— Start of TASK MATERIAL —
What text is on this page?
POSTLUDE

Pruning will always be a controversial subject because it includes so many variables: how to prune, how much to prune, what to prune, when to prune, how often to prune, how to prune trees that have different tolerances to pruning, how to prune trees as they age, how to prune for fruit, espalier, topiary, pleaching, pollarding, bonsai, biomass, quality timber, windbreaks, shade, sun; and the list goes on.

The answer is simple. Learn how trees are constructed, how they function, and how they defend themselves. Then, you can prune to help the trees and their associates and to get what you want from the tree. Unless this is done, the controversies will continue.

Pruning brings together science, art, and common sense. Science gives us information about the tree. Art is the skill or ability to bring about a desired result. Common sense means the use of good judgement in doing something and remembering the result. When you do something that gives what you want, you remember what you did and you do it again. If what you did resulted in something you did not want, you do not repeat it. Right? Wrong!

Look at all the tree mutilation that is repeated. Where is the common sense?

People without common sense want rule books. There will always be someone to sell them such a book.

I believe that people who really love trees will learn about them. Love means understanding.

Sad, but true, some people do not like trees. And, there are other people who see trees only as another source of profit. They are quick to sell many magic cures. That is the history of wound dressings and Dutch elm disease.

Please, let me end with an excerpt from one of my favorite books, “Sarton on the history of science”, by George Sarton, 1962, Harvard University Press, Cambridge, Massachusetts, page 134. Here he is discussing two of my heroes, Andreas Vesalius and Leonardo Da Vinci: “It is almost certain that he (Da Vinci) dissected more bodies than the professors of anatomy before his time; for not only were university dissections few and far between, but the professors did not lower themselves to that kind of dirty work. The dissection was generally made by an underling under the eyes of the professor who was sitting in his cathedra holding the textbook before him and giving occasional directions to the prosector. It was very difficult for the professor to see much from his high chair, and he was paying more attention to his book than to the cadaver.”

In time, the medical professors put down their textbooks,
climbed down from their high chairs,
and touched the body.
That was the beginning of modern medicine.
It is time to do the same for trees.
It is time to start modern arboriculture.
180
— End of TASK MATERIAL —
— Start of TASK MATERIAL —
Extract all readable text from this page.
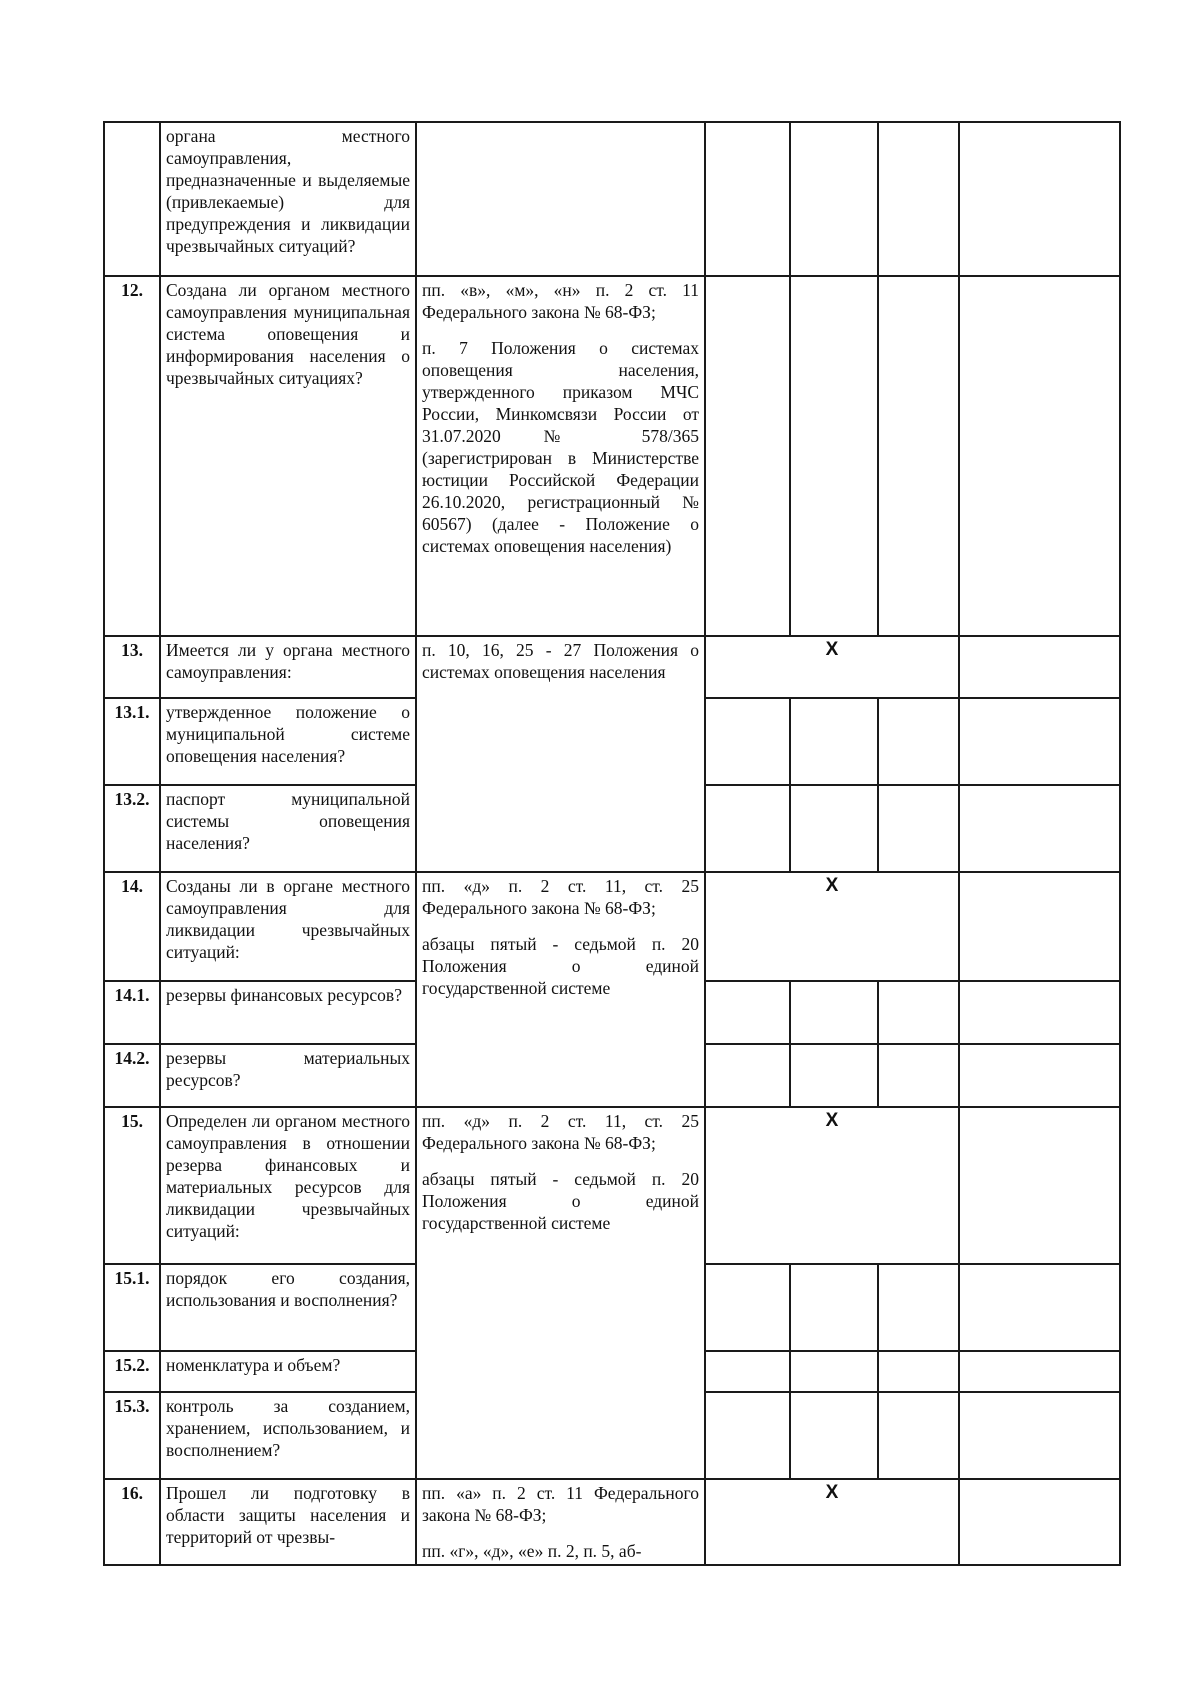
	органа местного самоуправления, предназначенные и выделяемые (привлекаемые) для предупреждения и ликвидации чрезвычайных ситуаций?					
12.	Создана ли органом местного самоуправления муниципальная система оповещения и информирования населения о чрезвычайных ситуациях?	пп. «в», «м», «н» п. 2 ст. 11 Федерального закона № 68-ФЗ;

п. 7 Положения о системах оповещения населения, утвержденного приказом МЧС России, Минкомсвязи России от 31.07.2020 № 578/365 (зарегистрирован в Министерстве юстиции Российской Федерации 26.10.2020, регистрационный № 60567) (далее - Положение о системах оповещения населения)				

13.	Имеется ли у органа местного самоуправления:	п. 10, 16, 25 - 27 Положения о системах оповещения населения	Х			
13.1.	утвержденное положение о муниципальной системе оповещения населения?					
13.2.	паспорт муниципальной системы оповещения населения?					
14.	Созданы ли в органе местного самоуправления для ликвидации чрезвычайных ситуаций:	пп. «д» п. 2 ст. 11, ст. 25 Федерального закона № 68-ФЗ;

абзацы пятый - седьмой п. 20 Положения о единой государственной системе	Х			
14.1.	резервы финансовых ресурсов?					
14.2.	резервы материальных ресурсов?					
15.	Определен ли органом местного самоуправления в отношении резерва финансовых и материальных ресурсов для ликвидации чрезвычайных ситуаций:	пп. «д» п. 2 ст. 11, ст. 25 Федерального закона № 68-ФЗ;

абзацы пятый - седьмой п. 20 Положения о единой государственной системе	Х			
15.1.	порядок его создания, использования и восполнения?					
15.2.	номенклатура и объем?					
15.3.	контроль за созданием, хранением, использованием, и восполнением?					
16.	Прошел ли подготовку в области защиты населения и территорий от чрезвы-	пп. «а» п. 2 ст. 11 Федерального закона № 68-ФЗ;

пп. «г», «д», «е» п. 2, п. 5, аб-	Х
— End of TASK MATERIAL —
EXERCISE AIM -
Report how many lines in the listing above include the word "муниципальной". Give nothing but the number.

EXERCISE OUTPUT -
2